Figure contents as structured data
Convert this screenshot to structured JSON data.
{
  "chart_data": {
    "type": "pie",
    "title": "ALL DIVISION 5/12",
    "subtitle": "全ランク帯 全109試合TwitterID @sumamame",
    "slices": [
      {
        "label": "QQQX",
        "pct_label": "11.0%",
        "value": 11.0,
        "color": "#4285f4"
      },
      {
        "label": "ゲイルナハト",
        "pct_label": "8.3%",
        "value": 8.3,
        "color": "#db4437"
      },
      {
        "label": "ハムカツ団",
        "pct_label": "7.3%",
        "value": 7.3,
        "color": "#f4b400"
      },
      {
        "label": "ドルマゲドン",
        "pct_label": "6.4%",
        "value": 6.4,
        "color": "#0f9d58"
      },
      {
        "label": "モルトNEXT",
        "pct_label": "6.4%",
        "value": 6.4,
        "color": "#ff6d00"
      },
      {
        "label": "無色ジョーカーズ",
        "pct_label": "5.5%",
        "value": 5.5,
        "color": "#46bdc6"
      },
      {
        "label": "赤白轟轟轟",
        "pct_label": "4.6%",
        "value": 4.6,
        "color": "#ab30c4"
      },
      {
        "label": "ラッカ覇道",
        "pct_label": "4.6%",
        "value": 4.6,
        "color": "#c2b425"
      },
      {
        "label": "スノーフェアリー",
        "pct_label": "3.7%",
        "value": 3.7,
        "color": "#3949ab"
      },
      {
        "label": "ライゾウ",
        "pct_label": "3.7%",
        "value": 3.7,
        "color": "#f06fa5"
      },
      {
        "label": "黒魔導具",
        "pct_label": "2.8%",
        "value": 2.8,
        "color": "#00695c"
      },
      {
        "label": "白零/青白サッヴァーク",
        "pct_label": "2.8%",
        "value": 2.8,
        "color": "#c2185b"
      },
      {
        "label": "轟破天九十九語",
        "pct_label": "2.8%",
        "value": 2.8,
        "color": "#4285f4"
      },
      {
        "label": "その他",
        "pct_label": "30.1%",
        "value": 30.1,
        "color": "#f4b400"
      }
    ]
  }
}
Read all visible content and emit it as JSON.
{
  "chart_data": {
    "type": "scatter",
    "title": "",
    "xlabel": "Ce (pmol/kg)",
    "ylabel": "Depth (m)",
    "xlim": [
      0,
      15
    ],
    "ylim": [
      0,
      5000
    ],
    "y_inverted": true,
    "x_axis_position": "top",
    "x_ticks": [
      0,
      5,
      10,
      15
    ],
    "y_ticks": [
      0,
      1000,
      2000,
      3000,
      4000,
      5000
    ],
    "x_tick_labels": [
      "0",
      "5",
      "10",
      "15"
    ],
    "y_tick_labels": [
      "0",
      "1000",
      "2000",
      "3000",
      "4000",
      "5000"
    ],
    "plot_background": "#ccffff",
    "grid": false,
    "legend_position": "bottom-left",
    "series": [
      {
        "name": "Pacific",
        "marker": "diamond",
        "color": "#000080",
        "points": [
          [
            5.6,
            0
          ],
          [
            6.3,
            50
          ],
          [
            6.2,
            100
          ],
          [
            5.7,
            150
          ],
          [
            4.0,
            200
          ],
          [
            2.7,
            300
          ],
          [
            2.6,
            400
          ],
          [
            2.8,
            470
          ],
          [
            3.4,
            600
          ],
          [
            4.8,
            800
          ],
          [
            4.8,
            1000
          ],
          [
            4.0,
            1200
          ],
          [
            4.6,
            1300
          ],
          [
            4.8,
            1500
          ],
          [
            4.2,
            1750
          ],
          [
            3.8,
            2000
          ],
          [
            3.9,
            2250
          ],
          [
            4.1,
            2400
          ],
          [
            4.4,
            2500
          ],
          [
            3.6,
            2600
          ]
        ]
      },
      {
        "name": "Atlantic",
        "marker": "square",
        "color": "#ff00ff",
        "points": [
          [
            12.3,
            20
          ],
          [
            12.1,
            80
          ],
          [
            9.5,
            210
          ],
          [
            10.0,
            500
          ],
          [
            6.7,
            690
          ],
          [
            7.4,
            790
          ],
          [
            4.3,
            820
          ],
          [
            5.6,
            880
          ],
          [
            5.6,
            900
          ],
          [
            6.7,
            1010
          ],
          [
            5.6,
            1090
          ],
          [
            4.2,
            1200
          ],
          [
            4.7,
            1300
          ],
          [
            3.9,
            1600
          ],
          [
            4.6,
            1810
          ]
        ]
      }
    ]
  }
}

SET TASK: Wherever "JSON" shows up in a line, copy that line.

WRITTEN SOLUTION:
Convert this screenshot to structured JSON data.
Read all visible content and emit it as JSON.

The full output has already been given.